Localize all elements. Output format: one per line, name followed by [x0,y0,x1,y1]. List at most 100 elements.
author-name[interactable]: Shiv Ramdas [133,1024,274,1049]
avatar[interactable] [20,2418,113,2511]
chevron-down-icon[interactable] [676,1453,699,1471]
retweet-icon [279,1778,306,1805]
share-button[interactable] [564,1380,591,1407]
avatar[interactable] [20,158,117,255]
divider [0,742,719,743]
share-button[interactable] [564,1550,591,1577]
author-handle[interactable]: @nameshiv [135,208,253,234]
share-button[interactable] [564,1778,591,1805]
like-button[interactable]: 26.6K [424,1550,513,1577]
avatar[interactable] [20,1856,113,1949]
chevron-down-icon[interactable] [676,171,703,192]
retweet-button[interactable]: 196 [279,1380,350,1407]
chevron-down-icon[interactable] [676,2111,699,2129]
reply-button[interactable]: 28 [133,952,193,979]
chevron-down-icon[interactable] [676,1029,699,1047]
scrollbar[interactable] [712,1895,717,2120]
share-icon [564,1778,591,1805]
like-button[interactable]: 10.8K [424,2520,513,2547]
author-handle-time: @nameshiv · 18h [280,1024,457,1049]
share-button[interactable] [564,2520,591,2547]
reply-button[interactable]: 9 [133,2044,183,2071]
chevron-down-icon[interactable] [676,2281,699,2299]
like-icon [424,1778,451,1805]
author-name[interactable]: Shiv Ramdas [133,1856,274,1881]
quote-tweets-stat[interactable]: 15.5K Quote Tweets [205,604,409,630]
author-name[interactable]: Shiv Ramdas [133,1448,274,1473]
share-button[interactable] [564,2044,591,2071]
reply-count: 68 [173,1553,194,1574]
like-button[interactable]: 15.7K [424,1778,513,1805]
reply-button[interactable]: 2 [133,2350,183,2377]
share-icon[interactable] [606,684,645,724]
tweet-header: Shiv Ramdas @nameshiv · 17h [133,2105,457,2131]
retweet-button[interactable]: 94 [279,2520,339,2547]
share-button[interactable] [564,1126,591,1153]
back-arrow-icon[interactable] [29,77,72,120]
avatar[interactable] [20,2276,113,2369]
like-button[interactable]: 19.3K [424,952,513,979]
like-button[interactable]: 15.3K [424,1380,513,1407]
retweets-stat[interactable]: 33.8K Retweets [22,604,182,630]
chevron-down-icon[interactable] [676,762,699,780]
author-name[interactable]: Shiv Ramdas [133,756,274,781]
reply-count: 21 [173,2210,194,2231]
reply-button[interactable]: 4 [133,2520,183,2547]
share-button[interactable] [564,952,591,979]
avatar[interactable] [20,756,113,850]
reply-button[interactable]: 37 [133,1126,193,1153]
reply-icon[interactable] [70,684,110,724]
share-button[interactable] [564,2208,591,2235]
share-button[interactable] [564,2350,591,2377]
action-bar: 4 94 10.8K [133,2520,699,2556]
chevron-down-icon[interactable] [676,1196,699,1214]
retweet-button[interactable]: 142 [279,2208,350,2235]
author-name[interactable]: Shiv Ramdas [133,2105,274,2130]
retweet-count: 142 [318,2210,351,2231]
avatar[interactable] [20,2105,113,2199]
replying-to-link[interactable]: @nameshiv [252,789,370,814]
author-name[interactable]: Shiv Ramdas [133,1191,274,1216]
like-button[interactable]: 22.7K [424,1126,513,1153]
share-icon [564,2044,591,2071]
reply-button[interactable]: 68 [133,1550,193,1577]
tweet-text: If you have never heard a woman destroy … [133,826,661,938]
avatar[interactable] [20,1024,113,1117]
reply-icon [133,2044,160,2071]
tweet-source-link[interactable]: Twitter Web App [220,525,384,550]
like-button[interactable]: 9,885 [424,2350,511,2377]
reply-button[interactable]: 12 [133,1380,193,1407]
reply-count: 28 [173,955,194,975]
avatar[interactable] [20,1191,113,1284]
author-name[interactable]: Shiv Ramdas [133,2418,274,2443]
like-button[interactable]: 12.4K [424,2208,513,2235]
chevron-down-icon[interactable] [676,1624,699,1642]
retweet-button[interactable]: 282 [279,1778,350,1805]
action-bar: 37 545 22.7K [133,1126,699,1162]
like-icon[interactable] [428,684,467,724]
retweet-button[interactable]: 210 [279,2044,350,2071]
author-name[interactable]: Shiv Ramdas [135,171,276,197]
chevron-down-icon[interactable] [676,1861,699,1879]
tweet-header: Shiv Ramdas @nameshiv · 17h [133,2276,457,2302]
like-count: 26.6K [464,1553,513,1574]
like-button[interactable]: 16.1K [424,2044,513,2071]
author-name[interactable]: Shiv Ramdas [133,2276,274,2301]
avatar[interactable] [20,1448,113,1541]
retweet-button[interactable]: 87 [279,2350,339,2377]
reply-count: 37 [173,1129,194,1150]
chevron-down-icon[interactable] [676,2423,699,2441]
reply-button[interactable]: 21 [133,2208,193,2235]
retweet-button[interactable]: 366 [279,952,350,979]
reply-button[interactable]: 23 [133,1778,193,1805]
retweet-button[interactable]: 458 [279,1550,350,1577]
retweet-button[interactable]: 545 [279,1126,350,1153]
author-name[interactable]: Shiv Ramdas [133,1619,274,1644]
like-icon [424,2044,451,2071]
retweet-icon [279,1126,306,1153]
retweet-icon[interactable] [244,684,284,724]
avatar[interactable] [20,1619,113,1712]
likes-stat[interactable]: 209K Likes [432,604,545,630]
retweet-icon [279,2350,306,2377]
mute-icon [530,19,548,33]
##############################
■ REQUIREMENT ■
Present every line of the listing above as a numbered list, leaving out any blank lines.

■ OUTPUT FOR THIS TASK ■
1. Localize all elements. Output format: one per line, name followed by [x0,y0,x1,y1]. List at most 100 elements.
2. author-name[interactable]: Shiv Ramdas [133,1024,274,1049]
3. avatar[interactable] [20,2418,113,2511]
4. chevron-down-icon[interactable] [676,1453,699,1471]
5. retweet-icon [279,1778,306,1805]
6. share-button[interactable] [564,1380,591,1407]
7. avatar[interactable] [20,158,117,255]
8. divider [0,742,719,743]
9. share-button[interactable] [564,1550,591,1577]
10. author-handle[interactable]: @nameshiv [135,208,253,234]
11. share-button[interactable] [564,1778,591,1805]
12. like-button[interactable]: 26.6K [424,1550,513,1577]
13. avatar[interactable] [20,1856,113,1949]
14. chevron-down-icon[interactable] [676,171,703,192]
15. retweet-button[interactable]: 196 [279,1380,350,1407]
16. chevron-down-icon[interactable] [676,2111,699,2129]
17. reply-button[interactable]: 28 [133,952,193,979]
18. chevron-down-icon[interactable] [676,1029,699,1047]
19. scrollbar[interactable] [712,1895,717,2120]
20. share-icon [564,1778,591,1805]
21. like-button[interactable]: 10.8K [424,2520,513,2547]
22. author-handle-time: @nameshiv · 18h [280,1024,457,1049]
23. share-button[interactable] [564,2520,591,2547]
24. reply-button[interactable]: 9 [133,2044,183,2071]
25. chevron-down-icon[interactable] [676,2281,699,2299]
26. like-icon [424,1778,451,1805]
27. author-name[interactable]: Shiv Ramdas [133,1856,274,1881]
28. quote-tweets-stat[interactable]: 15.5K Quote Tweets [205,604,409,630]
29. author-name[interactable]: Shiv Ramdas [133,1448,274,1473]
30. share-button[interactable] [564,2044,591,2071]
31. reply-count: 68 [173,1553,194,1574]
32. like-button[interactable]: 15.7K [424,1778,513,1805]
33. reply-button[interactable]: 2 [133,2350,183,2377]
34. share-icon[interactable] [606,684,645,724]
35. tweet-header: Shiv Ramdas @nameshiv · 17h [133,2105,457,2131]
36. retweet-button[interactable]: 94 [279,2520,339,2547]
37. share-button[interactable] [564,1126,591,1153]
38. back-arrow-icon[interactable] [29,77,72,120]
39. avatar[interactable] [20,2276,113,2369]
40. like-button[interactable]: 19.3K [424,952,513,979]
41. like-button[interactable]: 15.3K [424,1380,513,1407]
42. retweets-stat[interactable]: 33.8K Retweets [22,604,182,630]
43. chevron-down-icon[interactable] [676,762,699,780]
44. author-name[interactable]: Shiv Ramdas [133,756,274,781]
45. reply-count: 21 [173,2210,194,2231]
46. reply-button[interactable]: 4 [133,2520,183,2547]
47. share-button[interactable] [564,952,591,979]
48. avatar[interactable] [20,756,113,850]
49. reply-button[interactable]: 37 [133,1126,193,1153]
50. reply-icon[interactable] [70,684,110,724]
51. share-button[interactable] [564,2208,591,2235]
52. share-button[interactable] [564,2350,591,2377]
53. action-bar: 4 94 10.8K [133,2520,699,2556]
54. chevron-down-icon[interactable] [676,1196,699,1214]
55. retweet-button[interactable]: 142 [279,2208,350,2235]
56. author-name[interactable]: Shiv Ramdas [133,2105,274,2130]
57. retweet-count: 142 [318,2210,351,2231]
58. avatar[interactable] [20,2105,113,2199]
59. replying-to-link[interactable]: @nameshiv [252,789,370,814]
60. author-name[interactable]: Shiv Ramdas [133,1191,274,1216]
61. like-button[interactable]: 22.7K [424,1126,513,1153]
62. share-icon [564,2044,591,2071]
63. reply-button[interactable]: 68 [133,1550,193,1577]
64. tweet-text: If you have never heard a woman destroy … [133,826,661,938]
65. avatar[interactable] [20,1024,113,1117]
66. reply-icon [133,2044,160,2071]
67. tweet-source-link[interactable]: Twitter Web App [220,525,384,550]
68. like-button[interactable]: 9,885 [424,2350,511,2377]
69. reply-button[interactable]: 12 [133,1380,193,1407]
70. reply-count: 28 [173,955,194,975]
71. avatar[interactable] [20,1191,113,1284]
72. author-name[interactable]: Shiv Ramdas [133,2418,274,2443]
73. like-button[interactable]: 12.4K [424,2208,513,2235]
74. chevron-down-icon[interactable] [676,1624,699,1642]
75. retweet-button[interactable]: 282 [279,1778,350,1805]
76. action-bar: 37 545 22.7K [133,1126,699,1162]
77. like-icon[interactable] [428,684,467,724]
78. retweet-button[interactable]: 210 [279,2044,350,2071]
79. author-name[interactable]: Shiv Ramdas [135,171,276,197]
80. chevron-down-icon[interactable] [676,1861,699,1879]
81. tweet-header: Shiv Ramdas @nameshiv · 17h [133,2276,457,2302]
82. like-count: 26.6K [464,1553,513,1574]
83. like-button[interactable]: 16.1K [424,2044,513,2071]
84. author-name[interactable]: Shiv Ramdas [133,2276,274,2301]
85. avatar[interactable] [20,1448,113,1541]
86. retweet-button[interactable]: 87 [279,2350,339,2377]
87. reply-count: 37 [173,1129,194,1150]
88. chevron-down-icon[interactable] [676,2423,699,2441]
89. reply-button[interactable]: 21 [133,2208,193,2235]
90. retweet-button[interactable]: 366 [279,952,350,979]
91. reply-button[interactable]: 23 [133,1778,193,1805]
92. retweet-button[interactable]: 458 [279,1550,350,1577]
93. retweet-button[interactable]: 545 [279,1126,350,1153]
94. author-name[interactable]: Shiv Ramdas [133,1619,274,1644]
95. like-icon [424,2044,451,2071]
96. retweet-icon [279,1126,306,1153]
97. retweet-icon[interactable] [244,684,284,724]
98. avatar[interactable] [20,1619,113,1712]
99. likes-stat[interactable]: 209K Likes [432,604,545,630]
100. retweet-icon [279,2350,306,2377]
101. mute-icon [530,19,548,33]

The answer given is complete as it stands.